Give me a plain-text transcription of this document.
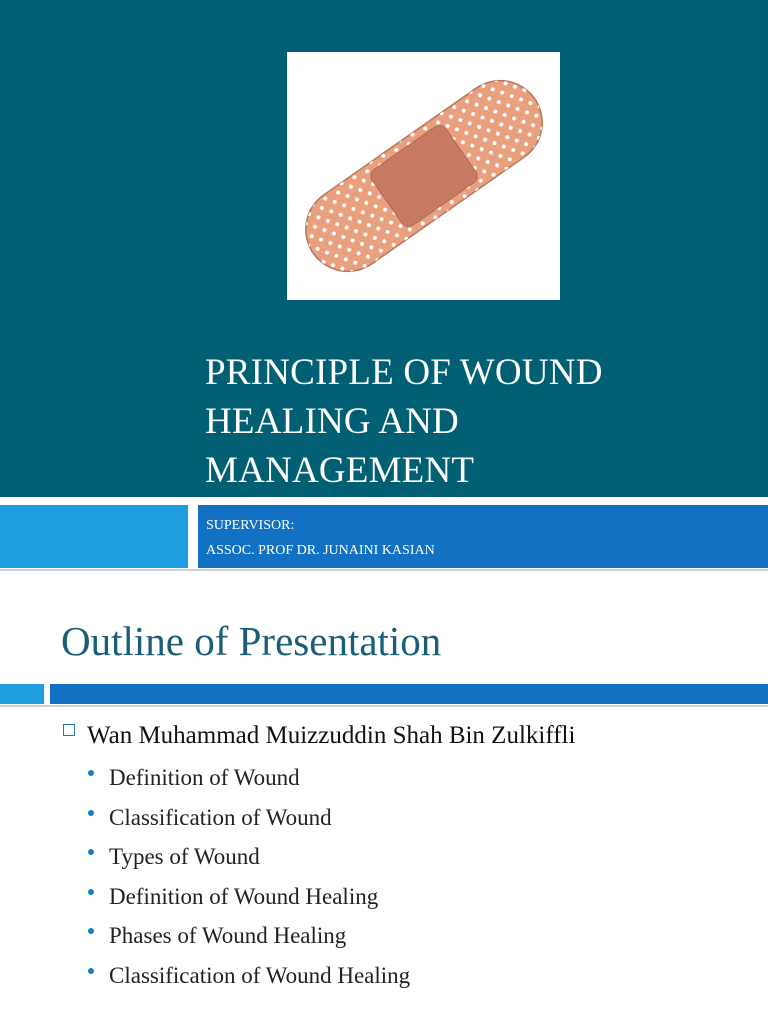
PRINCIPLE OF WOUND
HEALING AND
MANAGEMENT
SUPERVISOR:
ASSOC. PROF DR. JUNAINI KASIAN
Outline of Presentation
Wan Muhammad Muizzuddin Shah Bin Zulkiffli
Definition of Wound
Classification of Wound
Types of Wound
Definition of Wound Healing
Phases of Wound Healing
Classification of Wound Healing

+===+

__Task statement__
Strip the images and reproduce the remaining records precisely.

__Full output__
Give me a plain-text transcription of this document.
PRINCIPLE OF WOUND
HEALING AND
MANAGEMENT
SUPERVISOR:
ASSOC. PROF DR. JUNAINI KASIAN
Outline of Presentation
Wan Muhammad Muizzuddin Shah Bin Zulkiffli
Definition of Wound
Classification of Wound
Types of Wound
Definition of Wound Healing
Phases of Wound Healing
Classification of Wound Healing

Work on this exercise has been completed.